__PROVIDED INFORMATION__

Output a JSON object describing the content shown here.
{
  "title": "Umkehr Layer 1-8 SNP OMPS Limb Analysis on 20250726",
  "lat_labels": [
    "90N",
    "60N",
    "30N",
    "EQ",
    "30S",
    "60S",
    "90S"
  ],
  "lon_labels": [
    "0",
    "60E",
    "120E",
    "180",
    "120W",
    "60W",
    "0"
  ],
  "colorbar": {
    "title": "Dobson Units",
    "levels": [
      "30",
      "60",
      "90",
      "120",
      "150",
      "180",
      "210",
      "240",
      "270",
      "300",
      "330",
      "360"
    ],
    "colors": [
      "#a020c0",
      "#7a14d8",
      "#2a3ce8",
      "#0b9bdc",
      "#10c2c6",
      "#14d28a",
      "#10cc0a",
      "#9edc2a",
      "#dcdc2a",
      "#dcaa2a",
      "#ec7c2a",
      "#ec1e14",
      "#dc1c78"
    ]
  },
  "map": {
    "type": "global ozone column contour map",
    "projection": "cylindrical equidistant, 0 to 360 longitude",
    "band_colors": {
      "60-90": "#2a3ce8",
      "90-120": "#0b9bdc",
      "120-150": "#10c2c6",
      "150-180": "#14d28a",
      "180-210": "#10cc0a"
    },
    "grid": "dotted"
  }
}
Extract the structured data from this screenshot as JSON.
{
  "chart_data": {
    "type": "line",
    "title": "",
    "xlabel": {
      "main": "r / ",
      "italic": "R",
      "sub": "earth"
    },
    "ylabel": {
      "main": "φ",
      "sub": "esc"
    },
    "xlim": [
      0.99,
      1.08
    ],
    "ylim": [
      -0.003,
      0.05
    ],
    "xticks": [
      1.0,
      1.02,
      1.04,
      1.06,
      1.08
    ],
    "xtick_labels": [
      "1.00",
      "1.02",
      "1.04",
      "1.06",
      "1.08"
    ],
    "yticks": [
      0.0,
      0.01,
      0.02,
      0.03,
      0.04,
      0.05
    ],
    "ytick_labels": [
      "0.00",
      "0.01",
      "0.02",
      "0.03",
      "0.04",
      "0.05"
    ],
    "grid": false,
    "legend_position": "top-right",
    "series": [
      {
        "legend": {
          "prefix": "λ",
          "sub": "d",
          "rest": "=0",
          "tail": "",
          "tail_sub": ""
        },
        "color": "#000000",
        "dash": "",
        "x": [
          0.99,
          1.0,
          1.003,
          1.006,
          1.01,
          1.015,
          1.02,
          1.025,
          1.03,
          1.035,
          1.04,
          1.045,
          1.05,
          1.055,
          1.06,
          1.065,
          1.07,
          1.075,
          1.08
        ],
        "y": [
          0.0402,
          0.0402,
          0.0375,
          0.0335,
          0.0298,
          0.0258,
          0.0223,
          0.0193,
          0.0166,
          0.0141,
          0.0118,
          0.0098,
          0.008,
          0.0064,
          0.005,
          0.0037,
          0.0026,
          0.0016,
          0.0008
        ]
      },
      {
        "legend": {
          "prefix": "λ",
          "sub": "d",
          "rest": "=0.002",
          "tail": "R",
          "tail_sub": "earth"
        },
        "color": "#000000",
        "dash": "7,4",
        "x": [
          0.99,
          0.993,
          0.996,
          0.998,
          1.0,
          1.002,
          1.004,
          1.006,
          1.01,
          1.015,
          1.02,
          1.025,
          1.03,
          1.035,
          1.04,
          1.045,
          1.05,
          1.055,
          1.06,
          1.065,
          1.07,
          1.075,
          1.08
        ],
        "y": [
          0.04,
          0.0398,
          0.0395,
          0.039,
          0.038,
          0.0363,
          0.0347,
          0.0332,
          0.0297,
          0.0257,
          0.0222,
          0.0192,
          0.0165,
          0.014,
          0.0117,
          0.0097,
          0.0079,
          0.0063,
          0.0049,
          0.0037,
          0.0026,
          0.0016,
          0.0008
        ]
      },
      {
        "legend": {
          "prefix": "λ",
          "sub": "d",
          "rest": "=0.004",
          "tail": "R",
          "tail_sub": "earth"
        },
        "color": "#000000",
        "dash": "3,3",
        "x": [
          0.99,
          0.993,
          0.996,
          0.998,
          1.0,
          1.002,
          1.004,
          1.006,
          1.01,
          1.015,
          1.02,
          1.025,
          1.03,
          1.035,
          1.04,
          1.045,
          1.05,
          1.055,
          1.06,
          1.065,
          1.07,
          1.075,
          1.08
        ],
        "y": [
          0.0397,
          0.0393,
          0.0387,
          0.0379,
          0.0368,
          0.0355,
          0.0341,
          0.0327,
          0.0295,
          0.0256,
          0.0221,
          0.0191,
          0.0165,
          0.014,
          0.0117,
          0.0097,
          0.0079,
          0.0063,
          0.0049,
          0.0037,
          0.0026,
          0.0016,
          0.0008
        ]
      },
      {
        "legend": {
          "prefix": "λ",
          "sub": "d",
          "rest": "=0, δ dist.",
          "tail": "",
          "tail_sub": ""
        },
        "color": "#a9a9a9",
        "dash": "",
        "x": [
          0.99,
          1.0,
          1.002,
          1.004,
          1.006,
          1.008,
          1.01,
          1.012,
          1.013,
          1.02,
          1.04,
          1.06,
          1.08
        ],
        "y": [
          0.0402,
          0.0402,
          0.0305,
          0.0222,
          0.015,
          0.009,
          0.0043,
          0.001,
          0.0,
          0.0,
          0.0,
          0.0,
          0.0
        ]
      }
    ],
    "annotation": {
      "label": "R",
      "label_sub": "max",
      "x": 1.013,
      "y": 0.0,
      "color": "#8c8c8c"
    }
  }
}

__WORK TO BE COMPLETED__
Write out each line of the data that holds the string "type".

__CORRECT ANSWER__
    "type": "global ozone column contour map",
    "type": "line",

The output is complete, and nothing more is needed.